▶ [What is expected]:
Copy all of the material word for word, except for the pictures.

▶ [The records]:
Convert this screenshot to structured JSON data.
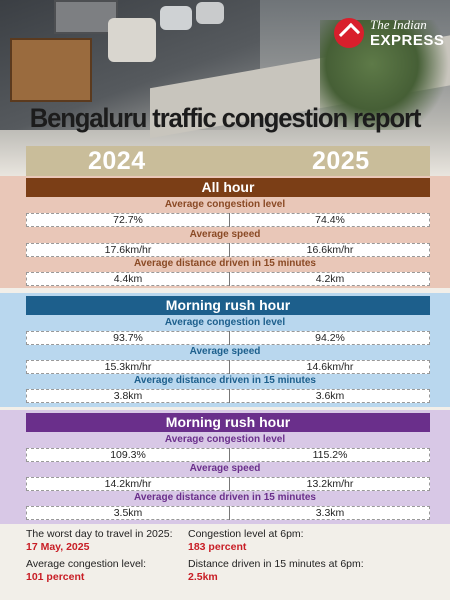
{
  "brand": {
    "line1": "The Indian",
    "line2": "EXPRESS"
  },
  "title": "Bengaluru traffic congestion report",
  "years": [
    "2024",
    "2025"
  ],
  "sections": [
    {
      "heading": "All hour",
      "metrics": [
        {
          "label": "Average congestion level",
          "v2024": "72.7%",
          "v2025": "74.4%"
        },
        {
          "label": "Average speed",
          "v2024": "17.6km/hr",
          "v2025": "16.6km/hr"
        },
        {
          "label": "Average distance driven in 15 minutes",
          "v2024": "4.4km",
          "v2025": "4.2km"
        }
      ]
    },
    {
      "heading": "Morning rush hour",
      "metrics": [
        {
          "label": "Average congestion level",
          "v2024": "93.7%",
          "v2025": "94.2%"
        },
        {
          "label": "Average speed",
          "v2024": "15.3km/hr",
          "v2025": "14.6km/hr"
        },
        {
          "label": "Average distance driven in 15 minutes",
          "v2024": "3.8km",
          "v2025": "3.6km"
        }
      ]
    },
    {
      "heading": "Morning rush hour",
      "metrics": [
        {
          "label": "Average congestion level",
          "v2024": "109.3%",
          "v2025": "115.2%"
        },
        {
          "label": "Average speed",
          "v2024": "14.2km/hr",
          "v2025": "13.2km/hr"
        },
        {
          "label": "Average distance driven in 15 minutes",
          "v2024": "3.5km",
          "v2025": "3.3km"
        }
      ]
    }
  ],
  "footer": {
    "worst_day": {
      "label": "The worst day to travel in 2025:",
      "value": "17 May, 2025"
    },
    "avg_congestion": {
      "label": "Average congestion level:",
      "value": "101 percent"
    },
    "congestion_6pm": {
      "label": "Congestion level at 6pm:",
      "value": "183 percent"
    },
    "distance_6pm": {
      "label": "Distance driven in 15 minutes at 6pm:",
      "value": "2.5km"
    }
  },
  "colors": {
    "all_hour": "#7b3e16",
    "morning_rush": "#1d5f8c",
    "evening_rush": "#6a2f8b",
    "highlight": "#c81d25"
  }
}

▶ [Task result]:
Convert this screenshot to structured JSON data.
{
  "brand": {
    "line1": "The Indian",
    "line2": "EXPRESS"
  },
  "title": "Bengaluru traffic congestion report",
  "years": [
    "2024",
    "2025"
  ],
  "sections": [
    {
      "heading": "All hour",
      "metrics": [
        {
          "label": "Average congestion level",
          "v2024": "72.7%",
          "v2025": "74.4%"
        },
        {
          "label": "Average speed",
          "v2024": "17.6km/hr",
          "v2025": "16.6km/hr"
        },
        {
          "label": "Average distance driven in 15 minutes",
          "v2024": "4.4km",
          "v2025": "4.2km"
        }
      ]
    },
    {
      "heading": "Morning rush hour",
      "metrics": [
        {
          "label": "Average congestion level",
          "v2024": "93.7%",
          "v2025": "94.2%"
        },
        {
          "label": "Average speed",
          "v2024": "15.3km/hr",
          "v2025": "14.6km/hr"
        },
        {
          "label": "Average distance driven in 15 minutes",
          "v2024": "3.8km",
          "v2025": "3.6km"
        }
      ]
    },
    {
      "heading": "Morning rush hour",
      "metrics": [
        {
          "label": "Average congestion level",
          "v2024": "109.3%",
          "v2025": "115.2%"
        },
        {
          "label": "Average speed",
          "v2024": "14.2km/hr",
          "v2025": "13.2km/hr"
        },
        {
          "label": "Average distance driven in 15 minutes",
          "v2024": "3.5km",
          "v2025": "3.3km"
        }
      ]
    }
  ],
  "footer": {
    "worst_day": {
      "label": "The worst day to travel in 2025:",
      "value": "17 May, 2025"
    },
    "avg_congestion": {
      "label": "Average congestion level:",
      "value": "101 percent"
    },
    "congestion_6pm": {
      "label": "Congestion level at 6pm:",
      "value": "183 percent"
    },
    "distance_6pm": {
      "label": "Distance driven in 15 minutes at 6pm:",
      "value": "2.5km"
    }
  },
  "colors": {
    "all_hour": "#7b3e16",
    "morning_rush": "#1d5f8c",
    "evening_rush": "#6a2f8b",
    "highlight": "#c81d25"
  }
}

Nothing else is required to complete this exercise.